- _Given request_
Find the lines holding the string "Tolede" in the data, then copy all of them.

>> BEGIN Material for this task

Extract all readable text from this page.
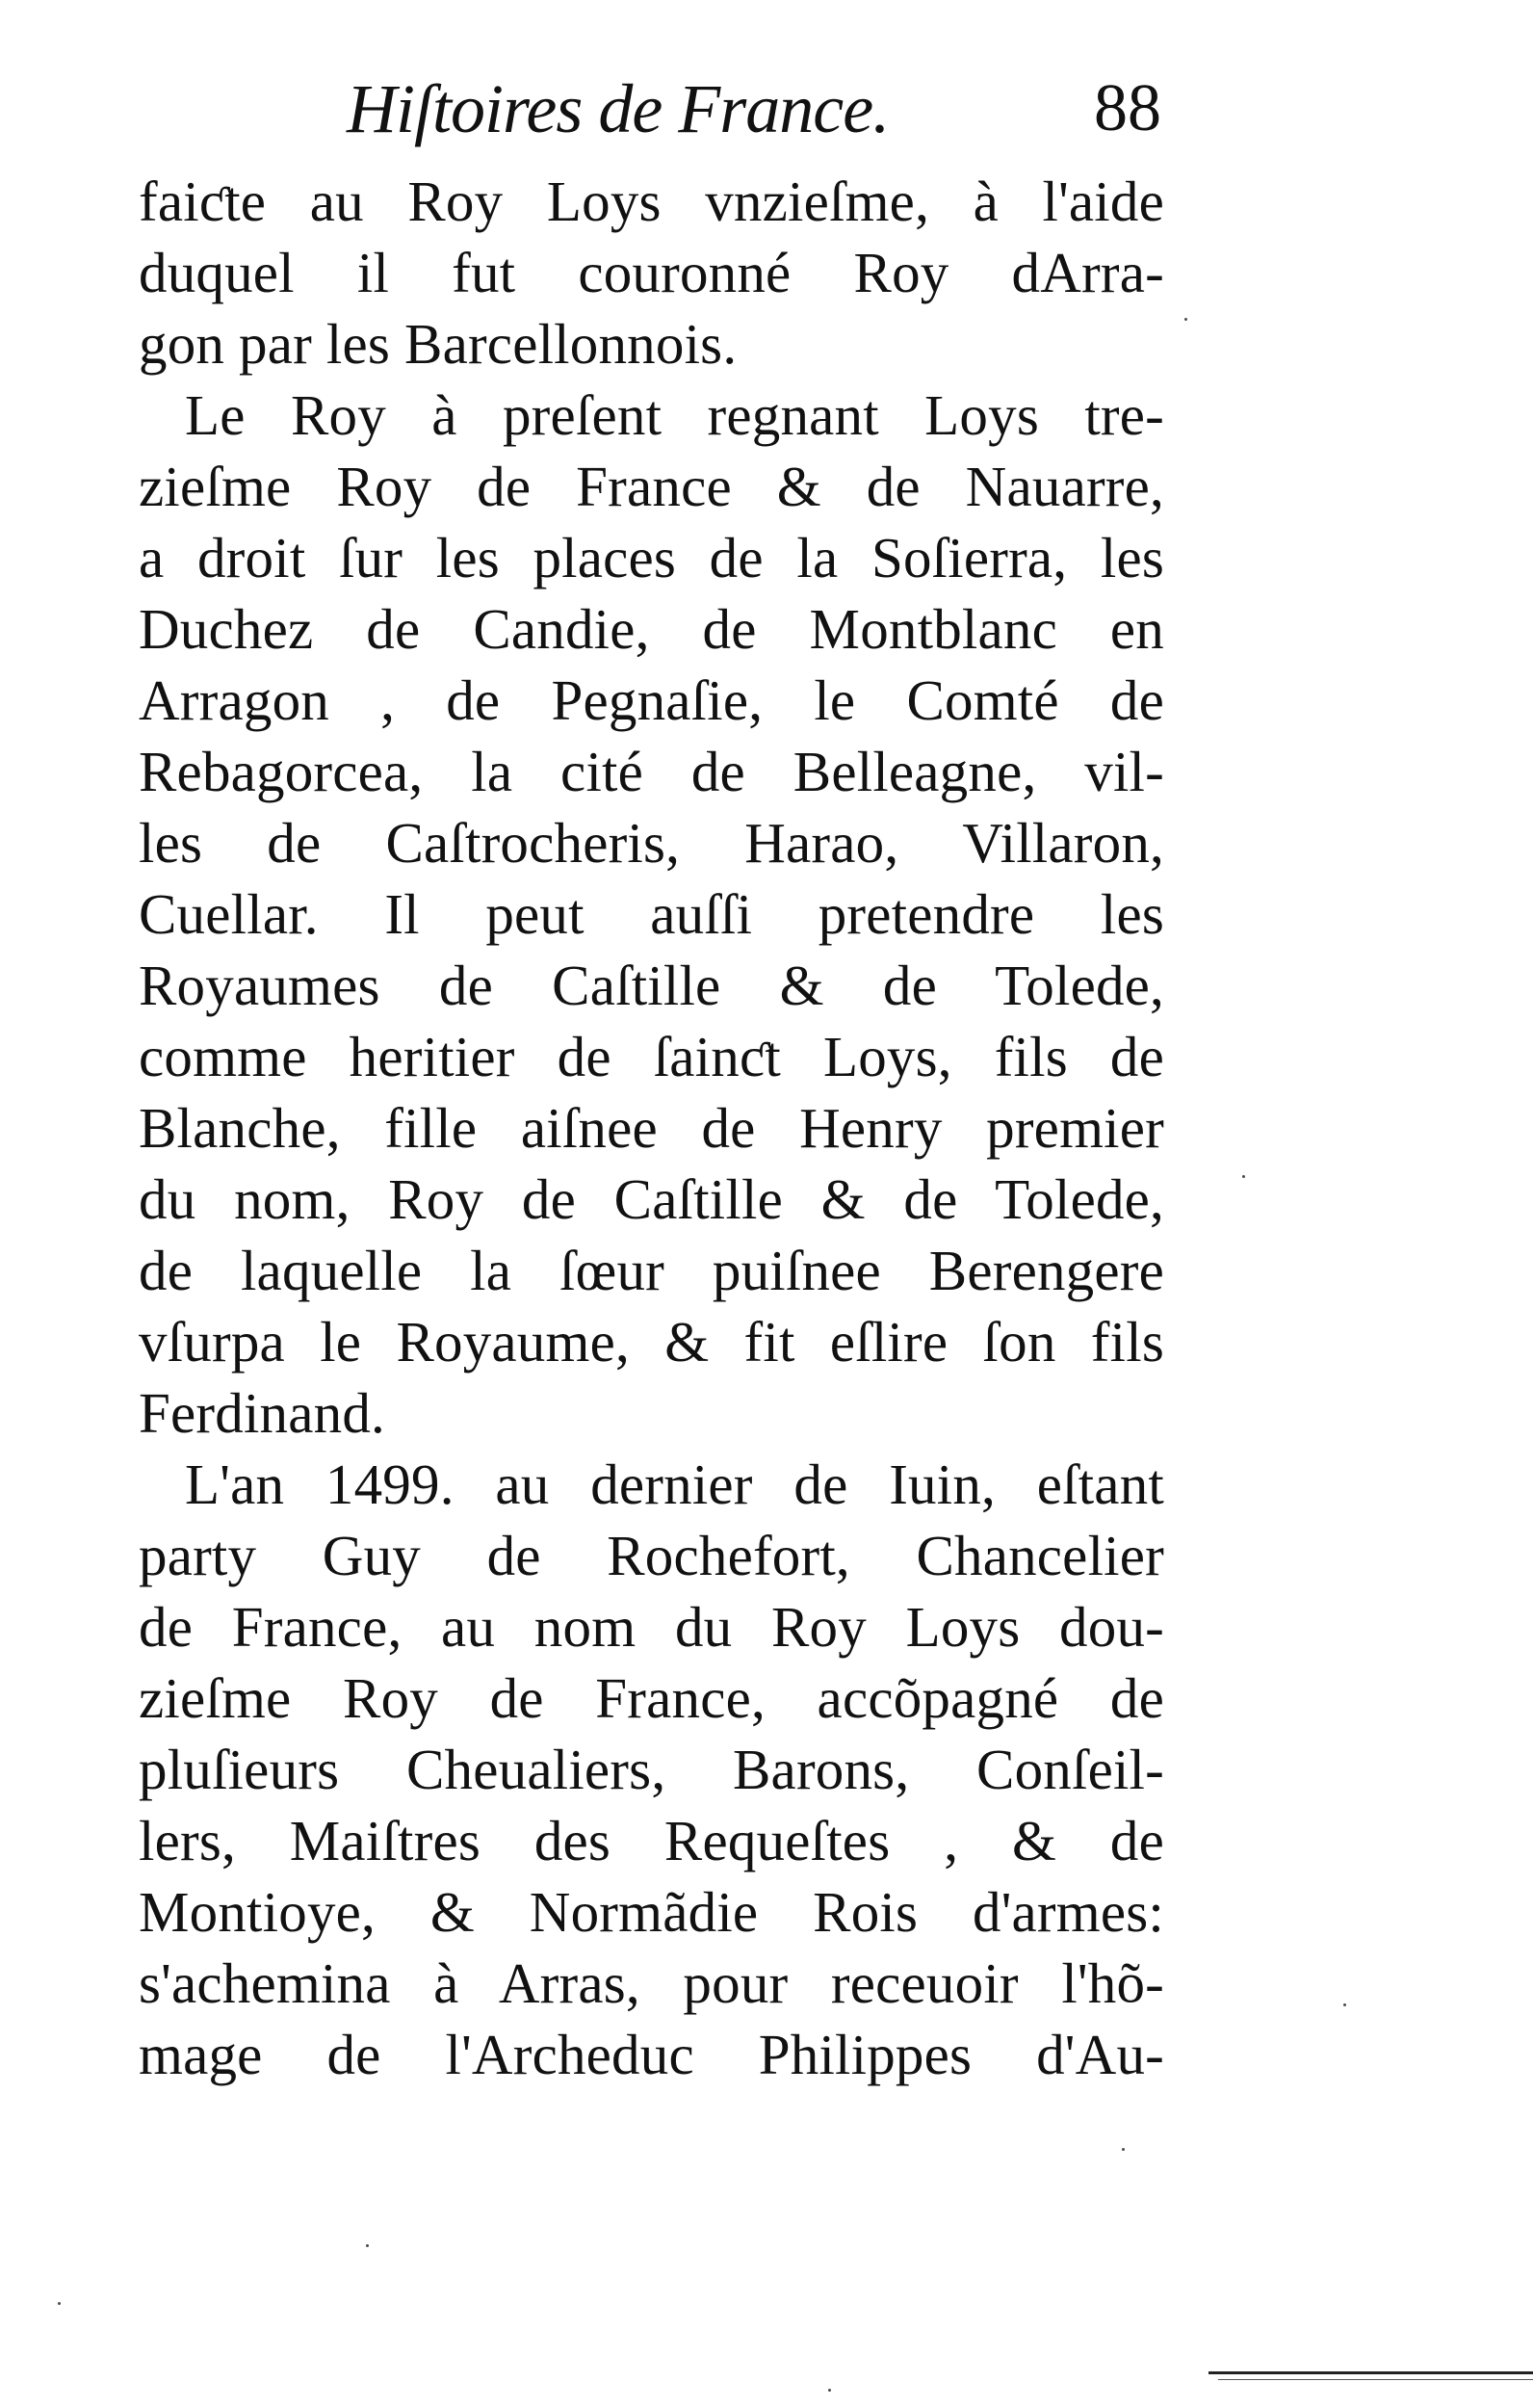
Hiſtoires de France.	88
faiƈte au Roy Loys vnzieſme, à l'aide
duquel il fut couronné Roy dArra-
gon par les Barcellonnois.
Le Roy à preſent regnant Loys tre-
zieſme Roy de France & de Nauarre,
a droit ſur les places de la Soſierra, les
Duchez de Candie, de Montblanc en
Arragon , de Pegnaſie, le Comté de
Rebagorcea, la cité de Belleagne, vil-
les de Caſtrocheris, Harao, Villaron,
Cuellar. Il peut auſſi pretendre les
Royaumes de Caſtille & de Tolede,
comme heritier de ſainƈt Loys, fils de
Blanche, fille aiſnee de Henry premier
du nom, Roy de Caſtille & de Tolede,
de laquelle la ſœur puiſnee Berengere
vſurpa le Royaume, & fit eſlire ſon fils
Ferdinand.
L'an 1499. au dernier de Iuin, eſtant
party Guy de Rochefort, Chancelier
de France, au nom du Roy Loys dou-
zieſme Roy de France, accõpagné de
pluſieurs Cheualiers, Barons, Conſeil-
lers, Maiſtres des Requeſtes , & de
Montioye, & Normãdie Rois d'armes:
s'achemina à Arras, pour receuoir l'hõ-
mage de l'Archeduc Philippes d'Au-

>> END Material for this task

- _Output below_
Royaumes de Caſtille & de Tolede,
du nom, Roy de Caſtille & de Tolede,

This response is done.